Transcribe the lines below verbatim, skipping the images.
■ ■ ■ ■ ■ ■ ■
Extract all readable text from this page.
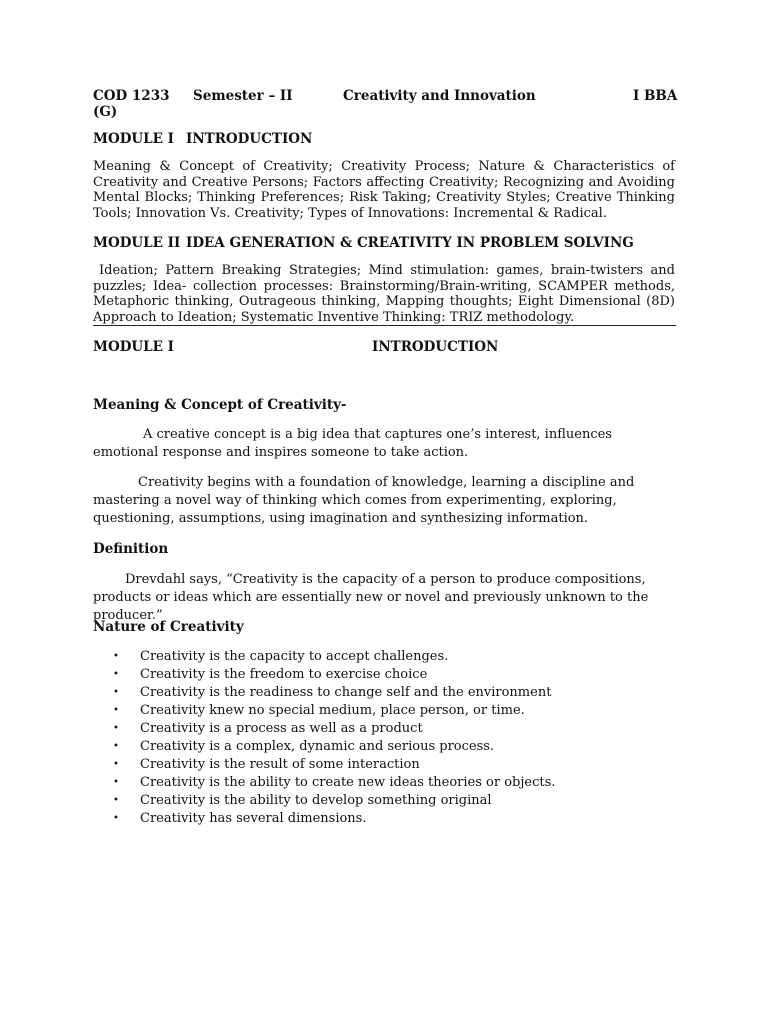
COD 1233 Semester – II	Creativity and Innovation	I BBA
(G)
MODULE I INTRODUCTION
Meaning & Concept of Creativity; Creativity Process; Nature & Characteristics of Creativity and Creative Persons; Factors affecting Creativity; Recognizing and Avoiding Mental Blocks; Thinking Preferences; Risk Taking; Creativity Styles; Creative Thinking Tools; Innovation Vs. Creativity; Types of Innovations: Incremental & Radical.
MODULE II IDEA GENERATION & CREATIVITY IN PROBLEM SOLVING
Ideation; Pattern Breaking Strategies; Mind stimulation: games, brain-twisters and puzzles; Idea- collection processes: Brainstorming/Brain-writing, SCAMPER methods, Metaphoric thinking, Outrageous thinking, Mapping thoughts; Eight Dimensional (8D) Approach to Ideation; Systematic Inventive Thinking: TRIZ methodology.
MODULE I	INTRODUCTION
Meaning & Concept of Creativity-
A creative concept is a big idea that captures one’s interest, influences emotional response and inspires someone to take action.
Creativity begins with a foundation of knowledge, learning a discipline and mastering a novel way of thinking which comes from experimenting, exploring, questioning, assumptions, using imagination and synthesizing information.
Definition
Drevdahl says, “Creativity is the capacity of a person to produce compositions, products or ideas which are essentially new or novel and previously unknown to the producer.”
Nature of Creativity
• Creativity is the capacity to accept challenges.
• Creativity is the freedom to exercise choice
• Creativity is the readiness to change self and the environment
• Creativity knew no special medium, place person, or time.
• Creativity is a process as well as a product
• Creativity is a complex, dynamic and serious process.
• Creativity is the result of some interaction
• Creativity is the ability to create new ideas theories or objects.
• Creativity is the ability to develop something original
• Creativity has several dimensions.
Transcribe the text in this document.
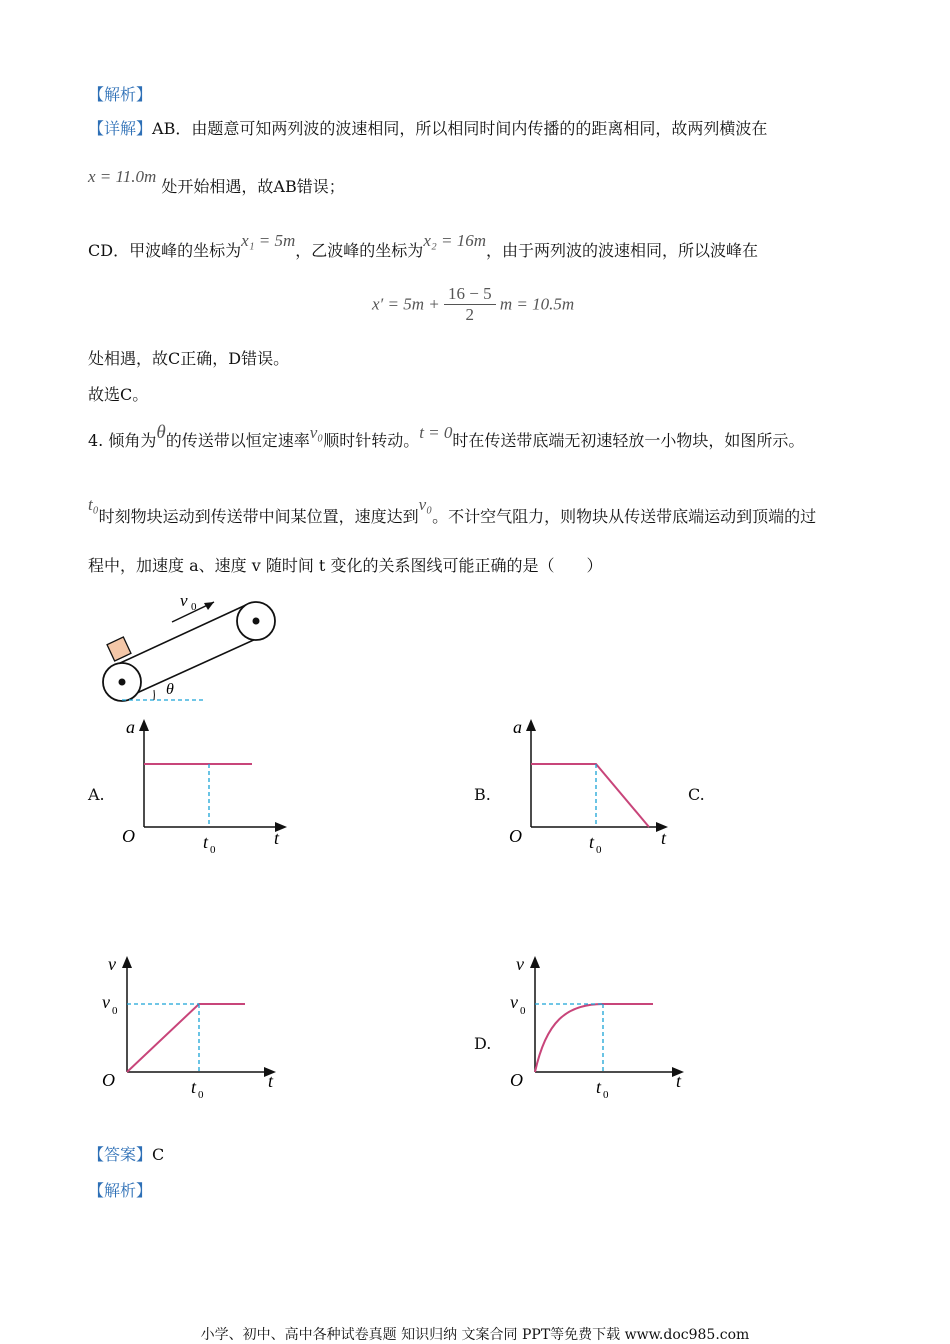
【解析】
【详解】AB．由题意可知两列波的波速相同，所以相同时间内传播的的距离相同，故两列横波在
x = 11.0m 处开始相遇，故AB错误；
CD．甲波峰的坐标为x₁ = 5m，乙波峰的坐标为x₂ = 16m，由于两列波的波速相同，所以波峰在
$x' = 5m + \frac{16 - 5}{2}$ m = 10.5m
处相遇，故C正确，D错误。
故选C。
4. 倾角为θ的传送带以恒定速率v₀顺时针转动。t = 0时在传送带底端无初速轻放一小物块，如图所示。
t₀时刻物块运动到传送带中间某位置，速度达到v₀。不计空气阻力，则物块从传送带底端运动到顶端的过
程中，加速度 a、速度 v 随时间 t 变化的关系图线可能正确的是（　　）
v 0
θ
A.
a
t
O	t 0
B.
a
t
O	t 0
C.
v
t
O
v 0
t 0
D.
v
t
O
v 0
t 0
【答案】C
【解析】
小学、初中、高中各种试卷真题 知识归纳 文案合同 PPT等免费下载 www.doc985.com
■ ■ ■ ■ ■ ■ ■
#### OUTPUT FOR THIS TASK
Extract all readable text from this page.
COD 1233 Semester – II	Creativity and Innovation	I BBA
(G)
MODULE I INTRODUCTION
Meaning & Concept of Creativity; Creativity Process; Nature & Characteristics of Creativity and Creative Persons; Factors affecting Creativity; Recognizing and Avoiding Mental Blocks; Thinking Preferences; Risk Taking; Creativity Styles; Creative Thinking Tools; Innovation Vs. Creativity; Types of Innovations: Incremental & Radical.
MODULE II IDEA GENERATION & CREATIVITY IN PROBLEM SOLVING
Ideation; Pattern Breaking Strategies; Mind stimulation: games, brain-twisters and puzzles; Idea- collection processes: Brainstorming/Brain-writing, SCAMPER methods, Metaphoric thinking, Outrageous thinking, Mapping thoughts; Eight Dimensional (8D) Approach to Ideation; Systematic Inventive Thinking: TRIZ methodology.
MODULE I	INTRODUCTION
Meaning & Concept of Creativity-
A creative concept is a big idea that captures one’s interest, influences emotional response and inspires someone to take action.
Creativity begins with a foundation of knowledge, learning a discipline and mastering a novel way of thinking which comes from experimenting, exploring, questioning, assumptions, using imagination and synthesizing information.
Definition
Drevdahl says, “Creativity is the capacity of a person to produce compositions, products or ideas which are essentially new or novel and previously unknown to the producer.”
Nature of Creativity
• Creativity is the capacity to accept challenges.
• Creativity is the freedom to exercise choice
• Creativity is the readiness to change self and the environment
• Creativity knew no special medium, place person, or time.
• Creativity is a process as well as a product
• Creativity is a complex, dynamic and serious process.
• Creativity is the result of some interaction
• Creativity is the ability to create new ideas theories or objects.
• Creativity is the ability to develop something original
• Creativity has several dimensions.
Transcribe the text in this document.
【解析】
【详解】AB．由题意可知两列波的波速相同，所以相同时间内传播的的距离相同，故两列横波在
x = 11.0m 处开始相遇，故AB错误；
CD．甲波峰的坐标为x₁ = 5m，乙波峰的坐标为x₂ = 16m，由于两列波的波速相同，所以波峰在
$x' = 5m + \frac{16 - 5}{2}$ m = 10.5m
处相遇，故C正确，D错误。
故选C。
4. 倾角为θ的传送带以恒定速率v₀顺时针转动。t = 0时在传送带底端无初速轻放一小物块，如图所示。
t₀时刻物块运动到传送带中间某位置，速度达到v₀。不计空气阻力，则物块从传送带底端运动到顶端的过
程中，加速度 a、速度 v 随时间 t 变化的关系图线可能正确的是（　　）
v 0
θ
A.
a
t
O	t 0
B.
a
t
O	t 0
C.
v
t
O
v 0
t 0
D.
v
t
O
v 0
t 0
【答案】C
【解析】
小学、初中、高中各种试卷真题 知识归纳 文案合同 PPT等免费下载 www.doc985.com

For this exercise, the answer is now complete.